:: TASK ITEM ::
Which of the lines in the data mention the string "ylabel"? List them all.

:: INPUT MATERIAL ::
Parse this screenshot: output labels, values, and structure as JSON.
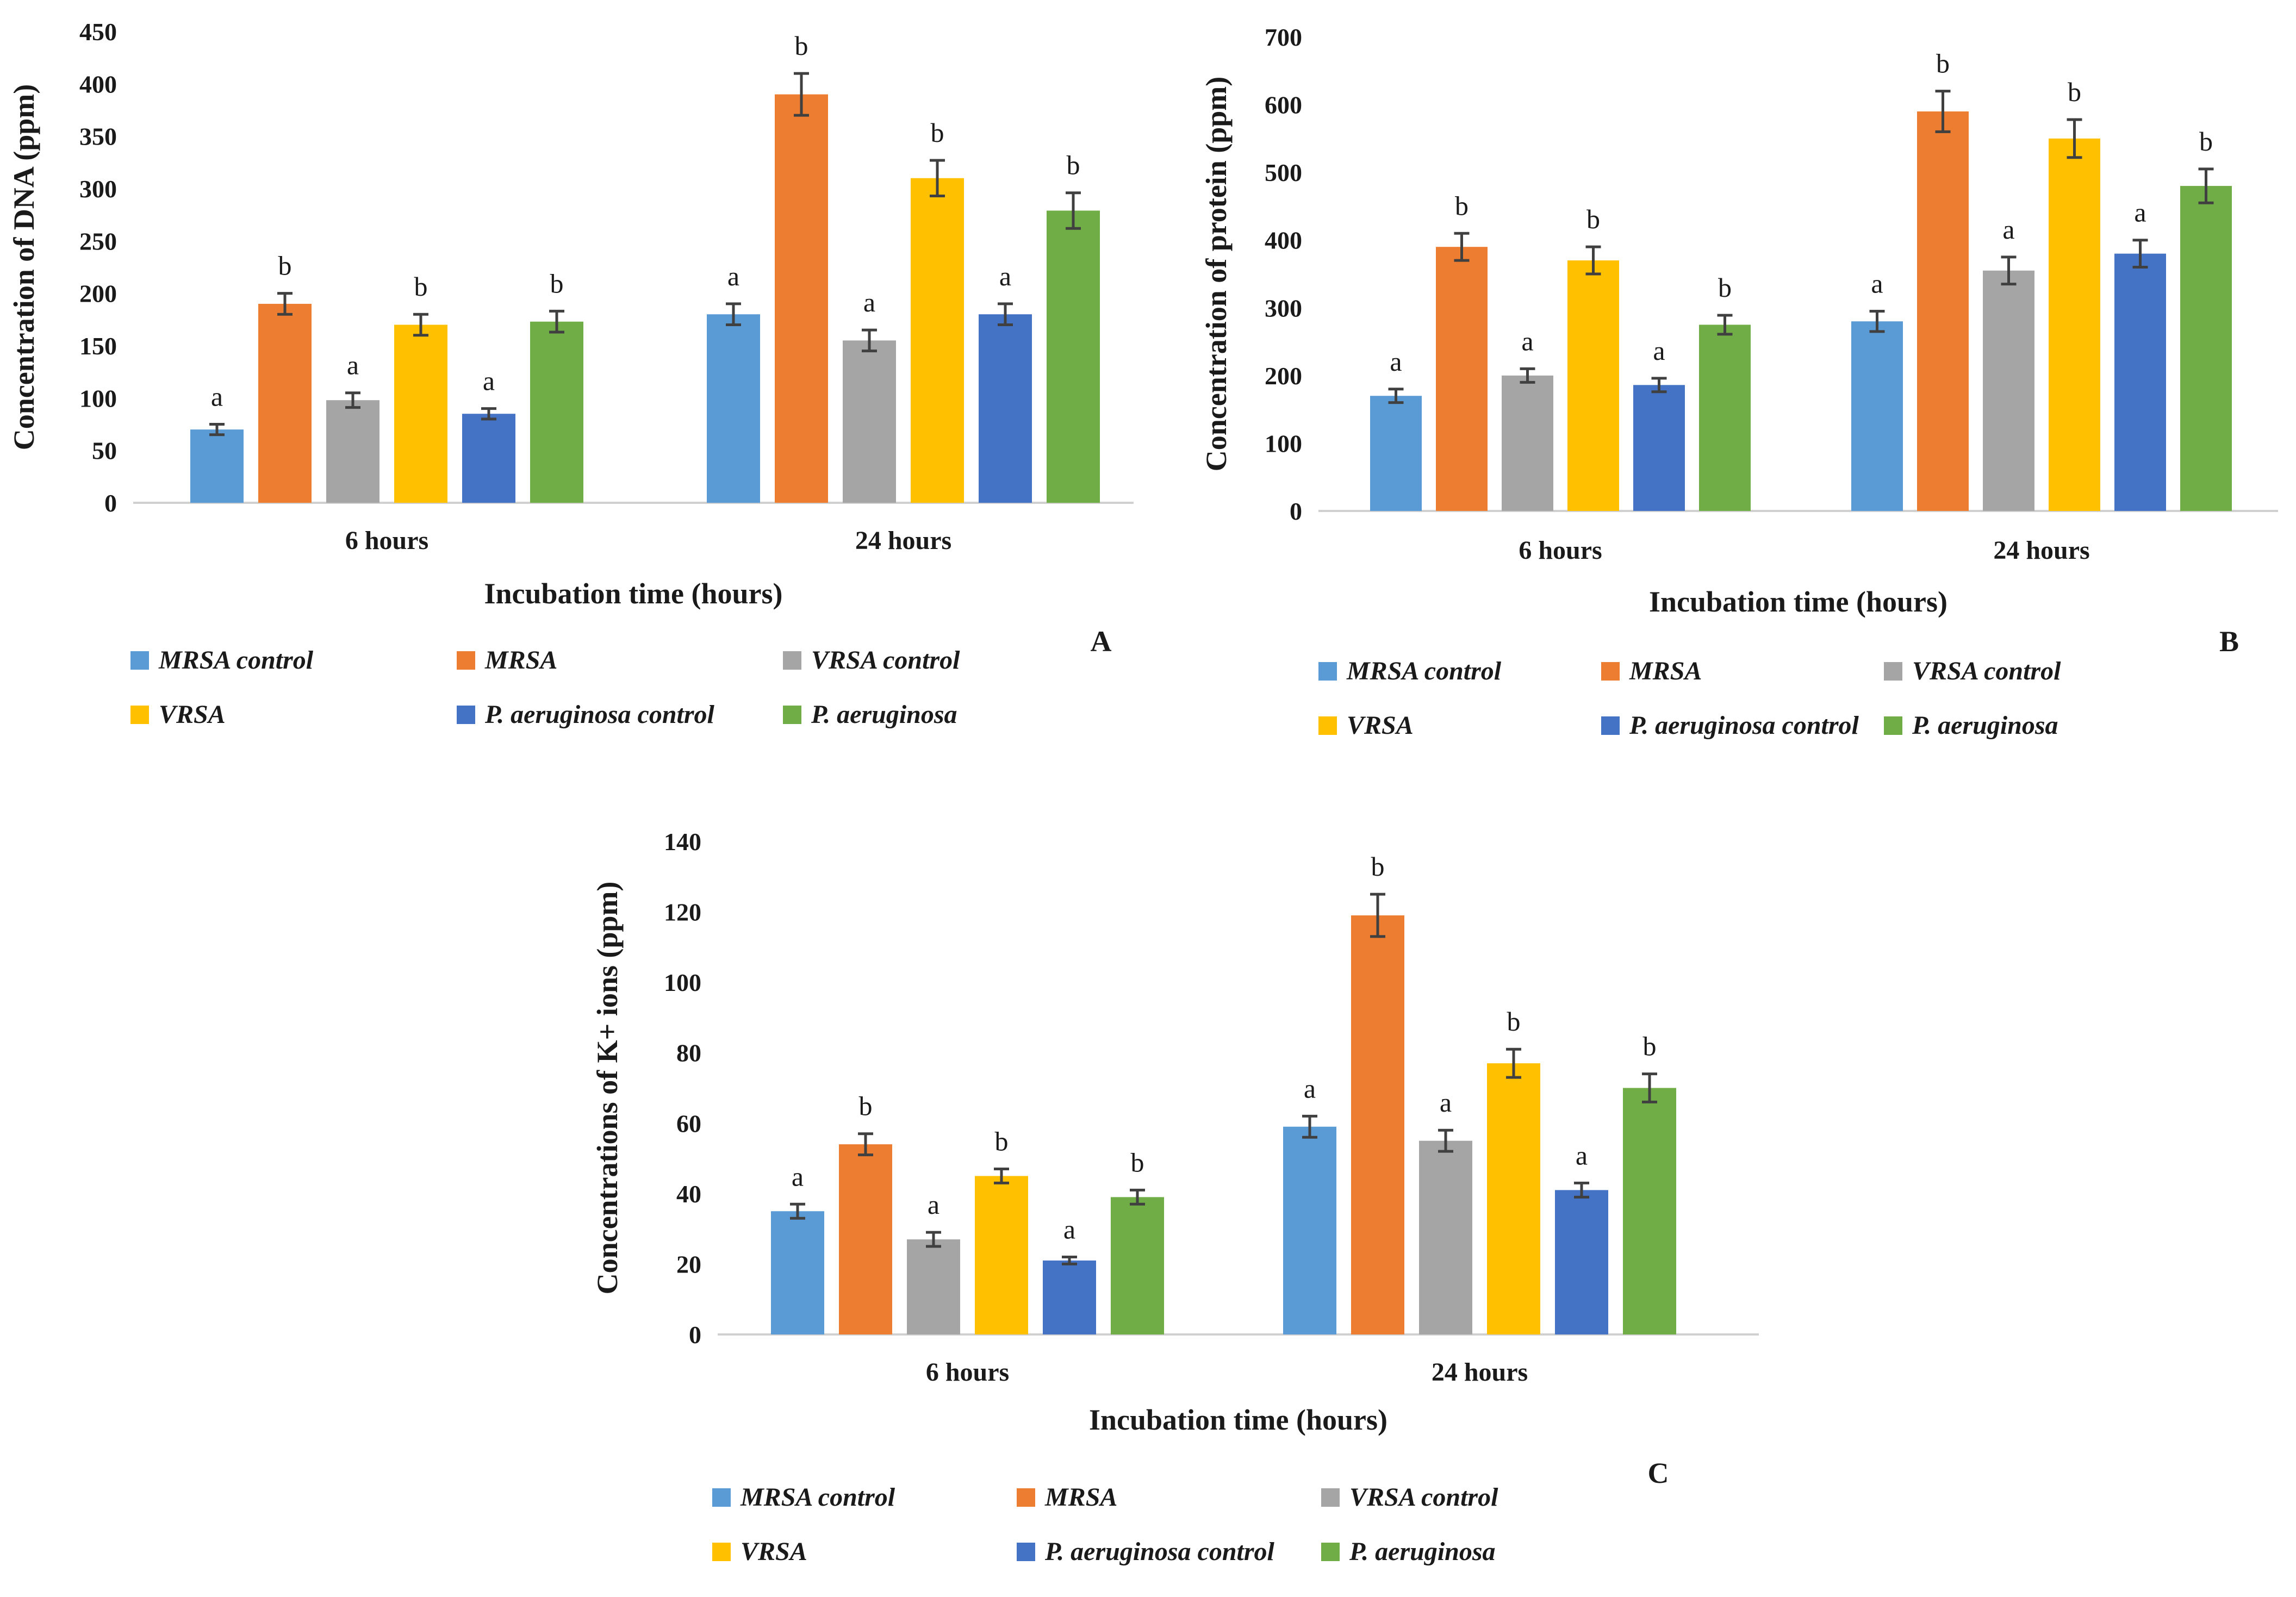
{
  "chart_data": [
    {
      "type": "bar",
      "panel": "A",
      "xlabel": "Incubation time (hours)",
      "ylabel": "Concentration of DNA (ppm)",
      "ylim": [
        0,
        450
      ],
      "yticks": [
        0,
        50,
        100,
        150,
        200,
        250,
        300,
        350,
        400,
        450
      ],
      "categories": [
        "6 hours",
        "24 hours"
      ],
      "series": [
        {
          "name": "MRSA control",
          "color": "#5b9bd5",
          "values": [
            70,
            180
          ],
          "errors": [
            5,
            10
          ],
          "sig": [
            "a",
            "a"
          ]
        },
        {
          "name": "MRSA",
          "color": "#ed7d31",
          "values": [
            190,
            390
          ],
          "errors": [
            10,
            20
          ],
          "sig": [
            "b",
            "b"
          ]
        },
        {
          "name": "VRSA control",
          "color": "#a5a5a5",
          "values": [
            98,
            155
          ],
          "errors": [
            7,
            10
          ],
          "sig": [
            "a",
            "a"
          ]
        },
        {
          "name": "VRSA",
          "color": "#ffc000",
          "values": [
            170,
            310
          ],
          "errors": [
            10,
            17
          ],
          "sig": [
            "b",
            "b"
          ]
        },
        {
          "name": "P. aeruginosa control",
          "color": "#4472c4",
          "values": [
            85,
            180
          ],
          "errors": [
            5,
            10
          ],
          "sig": [
            "a",
            "a"
          ]
        },
        {
          "name": "P. aeruginosa",
          "color": "#70ad47",
          "values": [
            173,
            279
          ],
          "errors": [
            10,
            17
          ],
          "sig": [
            "b",
            "b"
          ]
        }
      ]
    },
    {
      "type": "bar",
      "panel": "B",
      "xlabel": "Incubation time (hours)",
      "ylabel": "Concentration of protein (ppm)",
      "ylim": [
        0,
        700
      ],
      "yticks": [
        0,
        100,
        200,
        300,
        400,
        500,
        600,
        700
      ],
      "categories": [
        "6 hours",
        "24 hours"
      ],
      "series": [
        {
          "name": "MRSA control",
          "color": "#5b9bd5",
          "values": [
            170,
            280
          ],
          "errors": [
            10,
            15
          ],
          "sig": [
            "a",
            "a"
          ]
        },
        {
          "name": "MRSA",
          "color": "#ed7d31",
          "values": [
            390,
            590
          ],
          "errors": [
            20,
            30
          ],
          "sig": [
            "b",
            "b"
          ]
        },
        {
          "name": "VRSA control",
          "color": "#a5a5a5",
          "values": [
            200,
            355
          ],
          "errors": [
            10,
            20
          ],
          "sig": [
            "a",
            "a"
          ]
        },
        {
          "name": "VRSA",
          "color": "#ffc000",
          "values": [
            370,
            550
          ],
          "errors": [
            20,
            28
          ],
          "sig": [
            "b",
            "b"
          ]
        },
        {
          "name": "P. aeruginosa control",
          "color": "#4472c4",
          "values": [
            186,
            380
          ],
          "errors": [
            10,
            20
          ],
          "sig": [
            "a",
            "a"
          ]
        },
        {
          "name": "P. aeruginosa",
          "color": "#70ad47",
          "values": [
            275,
            480
          ],
          "errors": [
            14,
            25
          ],
          "sig": [
            "b",
            "b"
          ]
        }
      ]
    },
    {
      "type": "bar",
      "panel": "C",
      "xlabel": "Incubation time (hours)",
      "ylabel": "Concentrations of K+ ions (ppm)",
      "ylim": [
        0,
        140
      ],
      "yticks": [
        0,
        20,
        40,
        60,
        80,
        100,
        120,
        140
      ],
      "categories": [
        "6 hours",
        "24 hours"
      ],
      "series": [
        {
          "name": "MRSA control",
          "color": "#5b9bd5",
          "values": [
            35,
            59
          ],
          "errors": [
            2,
            3
          ],
          "sig": [
            "a",
            "a"
          ]
        },
        {
          "name": "MRSA",
          "color": "#ed7d31",
          "values": [
            54,
            119
          ],
          "errors": [
            3,
            6
          ],
          "sig": [
            "b",
            "b"
          ]
        },
        {
          "name": "VRSA control",
          "color": "#a5a5a5",
          "values": [
            27,
            55
          ],
          "errors": [
            2,
            3
          ],
          "sig": [
            "a",
            "a"
          ]
        },
        {
          "name": "VRSA",
          "color": "#ffc000",
          "values": [
            45,
            77
          ],
          "errors": [
            2,
            4
          ],
          "sig": [
            "b",
            "b"
          ]
        },
        {
          "name": "P. aeruginosa control",
          "color": "#4472c4",
          "values": [
            21,
            41
          ],
          "errors": [
            1,
            2
          ],
          "sig": [
            "a",
            "a"
          ]
        },
        {
          "name": "P. aeruginosa",
          "color": "#70ad47",
          "values": [
            39,
            70
          ],
          "errors": [
            2,
            4
          ],
          "sig": [
            "b",
            "b"
          ]
        }
      ]
    }
  ]
}
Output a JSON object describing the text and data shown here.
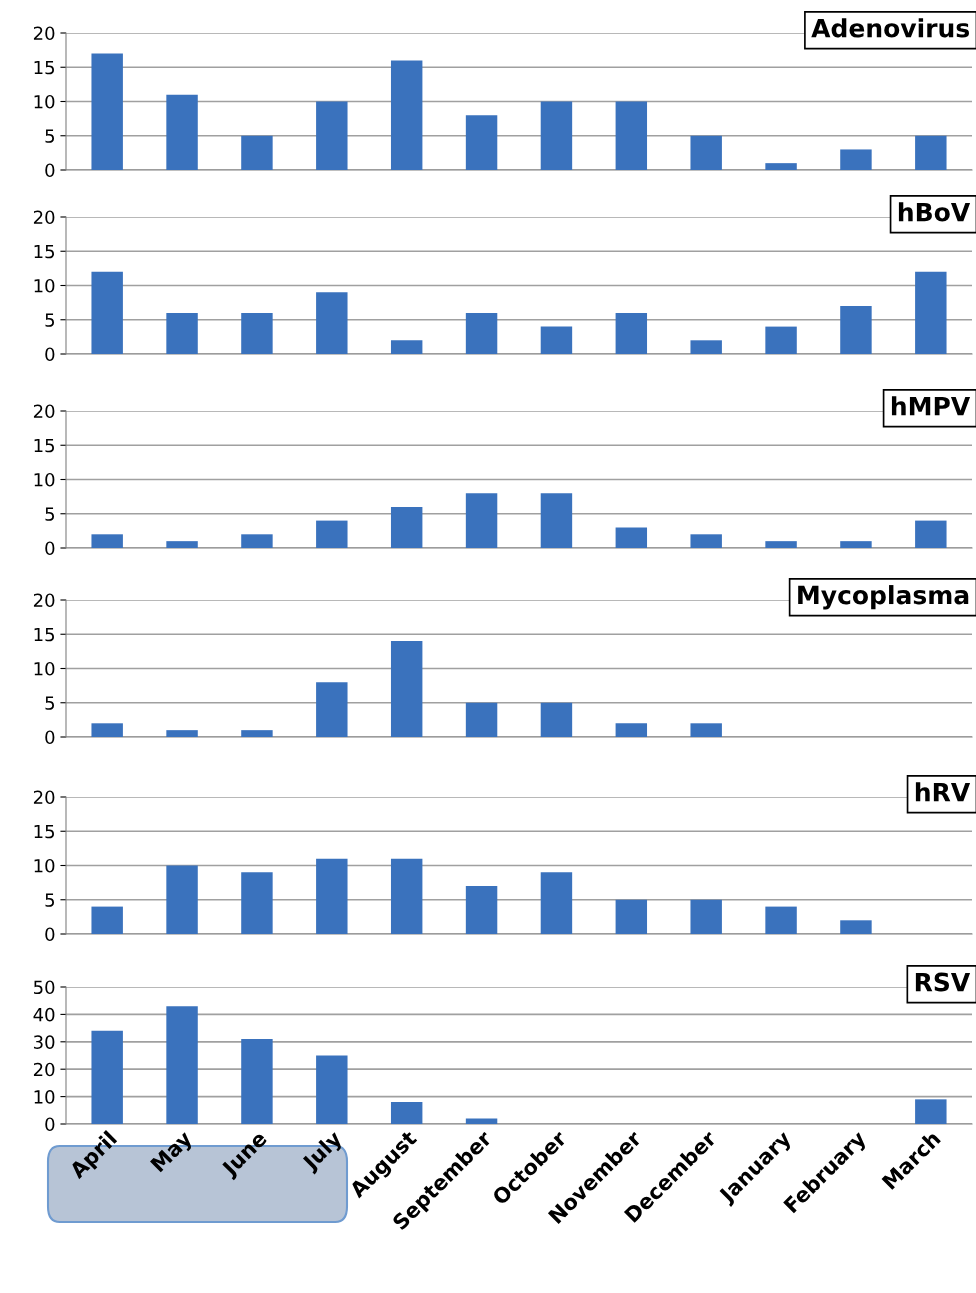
{
  "chart_data": [
    {
      "type": "bar",
      "title": "Adenovirus",
      "categories": [
        null,
        null,
        null,
        null,
        null,
        null,
        null,
        null,
        null,
        null,
        null,
        null
      ],
      "values": [
        17,
        11,
        5,
        10,
        16,
        8,
        10,
        10,
        5,
        1,
        3,
        5
      ],
      "color": "#3a72bd",
      "ylim": [
        0,
        20
      ],
      "yticks": [
        0,
        5,
        10,
        15,
        20
      ],
      "grid": "y",
      "tick_labels": "y"
    },
    {
      "type": "bar",
      "title": "hBoV",
      "categories": [
        null,
        null,
        null,
        null,
        null,
        null,
        null,
        null,
        null,
        null,
        null,
        null
      ],
      "values": [
        12,
        6,
        6,
        9,
        2,
        6,
        4,
        6,
        2,
        4,
        7,
        12
      ],
      "color": "#3a72bd",
      "ylim": [
        0,
        20
      ],
      "yticks": [
        0,
        5,
        10,
        15,
        20
      ],
      "grid": "y",
      "tick_labels": "y"
    },
    {
      "type": "bar",
      "title": "hMPV",
      "categories": [
        null,
        null,
        null,
        null,
        null,
        null,
        null,
        null,
        null,
        null,
        null,
        null
      ],
      "values": [
        2,
        1,
        2,
        4,
        6,
        8,
        8,
        3,
        2,
        1,
        1,
        4
      ],
      "color": "#3a72bd",
      "ylim": [
        0,
        20
      ],
      "yticks": [
        0,
        5,
        10,
        15,
        20
      ],
      "grid": "y",
      "tick_labels": "y"
    },
    {
      "type": "bar",
      "title": "Mycoplasma",
      "categories": [
        null,
        null,
        null,
        null,
        null,
        null,
        null,
        null,
        null,
        null,
        null,
        null
      ],
      "values": [
        2,
        1,
        1,
        8,
        14,
        5,
        5,
        2,
        2,
        0,
        0,
        0
      ],
      "color": "#3a72bd",
      "ylim": [
        0,
        20
      ],
      "yticks": [
        0,
        5,
        10,
        15,
        20
      ],
      "grid": "y",
      "tick_labels": "y"
    },
    {
      "type": "bar",
      "title": "hRV",
      "categories": [
        null,
        null,
        null,
        null,
        null,
        null,
        null,
        null,
        null,
        null,
        null,
        null
      ],
      "values": [
        4,
        10,
        9,
        11,
        11,
        7,
        9,
        5,
        5,
        4,
        2,
        0
      ],
      "color": "#3a72bd",
      "ylim": [
        0,
        20
      ],
      "yticks": [
        0,
        5,
        10,
        15,
        20
      ],
      "grid": "y",
      "tick_labels": "y"
    },
    {
      "type": "bar",
      "title": "RSV",
      "categories": [
        "April",
        "May",
        "June",
        "July",
        "August",
        "September",
        "October",
        "November",
        "December",
        "January",
        "February",
        "March"
      ],
      "values": [
        34,
        43,
        31,
        25,
        8,
        2,
        0,
        0,
        0,
        0,
        0,
        9
      ],
      "color": "#3a72bd",
      "ylim": [
        0,
        50
      ],
      "yticks": [
        0,
        10,
        20,
        30,
        40,
        50
      ],
      "grid": "y"
    }
  ]
}
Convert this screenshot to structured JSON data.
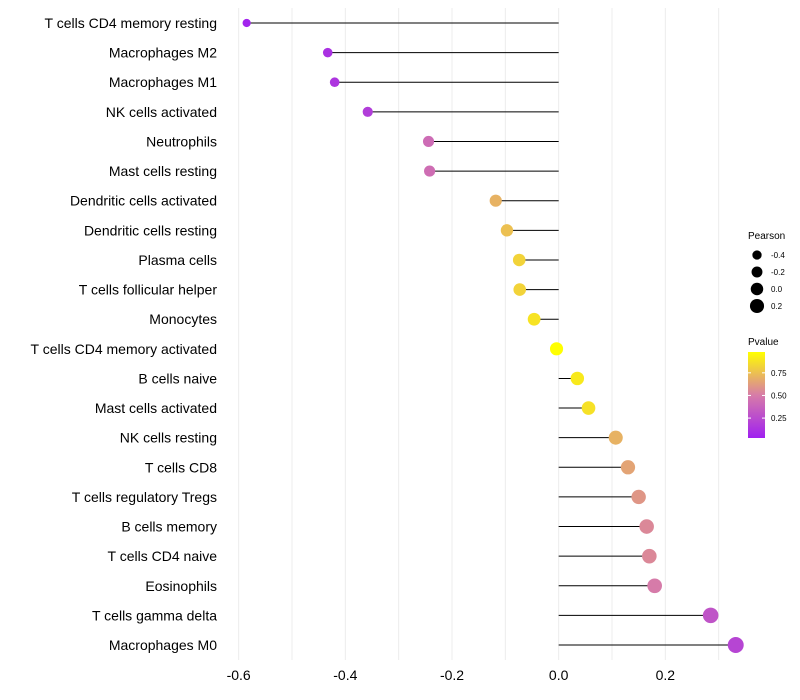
{
  "chart_data": {
    "type": "lollipop",
    "title": "",
    "xlabel": "",
    "ylabel": "",
    "xlim": [
      -0.62,
      0.34
    ],
    "xticks": [
      -0.6,
      -0.4,
      -0.2,
      0.0,
      0.2
    ],
    "xtick_labels": [
      "-0.6",
      "-0.4",
      "-0.2",
      "0.0",
      "0.2"
    ],
    "baseline": 0.0,
    "categories": [
      "T cells CD4 memory resting",
      "Macrophages M2",
      "Macrophages M1",
      "NK cells activated",
      "Neutrophils",
      "Mast cells resting",
      "Dendritic cells activated",
      "Dendritic cells resting",
      "Plasma cells",
      "T cells follicular helper",
      "Monocytes",
      "T cells CD4 memory activated",
      "B cells naive",
      "Mast cells activated",
      "NK cells resting",
      "T cells CD8",
      "T cells regulatory  Tregs ",
      "B cells memory",
      "T cells CD4 naive",
      "Eosinophils",
      "T cells gamma delta",
      "Macrophages M0"
    ],
    "pearson": [
      -0.585,
      -0.433,
      -0.42,
      -0.358,
      -0.244,
      -0.242,
      -0.118,
      -0.097,
      -0.074,
      -0.073,
      -0.046,
      -0.004,
      0.035,
      0.056,
      0.107,
      0.13,
      0.15,
      0.165,
      0.17,
      0.18,
      0.285,
      0.332
    ],
    "pvalue": [
      0.05,
      0.12,
      0.14,
      0.18,
      0.42,
      0.43,
      0.7,
      0.75,
      0.82,
      0.82,
      0.88,
      0.98,
      0.9,
      0.87,
      0.7,
      0.65,
      0.6,
      0.55,
      0.55,
      0.5,
      0.3,
      0.22
    ],
    "legend_size": {
      "title": "Pearson",
      "values": [
        -0.4,
        -0.2,
        0.0,
        0.2
      ],
      "labels": [
        "-0.4",
        "-0.2",
        "0.0",
        "0.2"
      ]
    },
    "legend_color": {
      "title": "Pvalue",
      "ticks": [
        0.25,
        0.5,
        0.75
      ],
      "tick_labels": [
        "0.25",
        "0.50",
        "0.75"
      ],
      "range": [
        0.03,
        0.98
      ]
    },
    "colors": {
      "low": "#a020f0",
      "mid": "#d77ca8",
      "high": "#ffff00",
      "stem": "#000000",
      "grid": "#ececec"
    },
    "legend_position": "right"
  }
}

:: SOLVED EXERCISE ::
      "ylabel": "Concentration of DNA (ppm)",
      "ylabel": "Concentration of protein (ppm)",
      "ylabel": "Concentrations of K+ ions (ppm)",
    "ylabel": "",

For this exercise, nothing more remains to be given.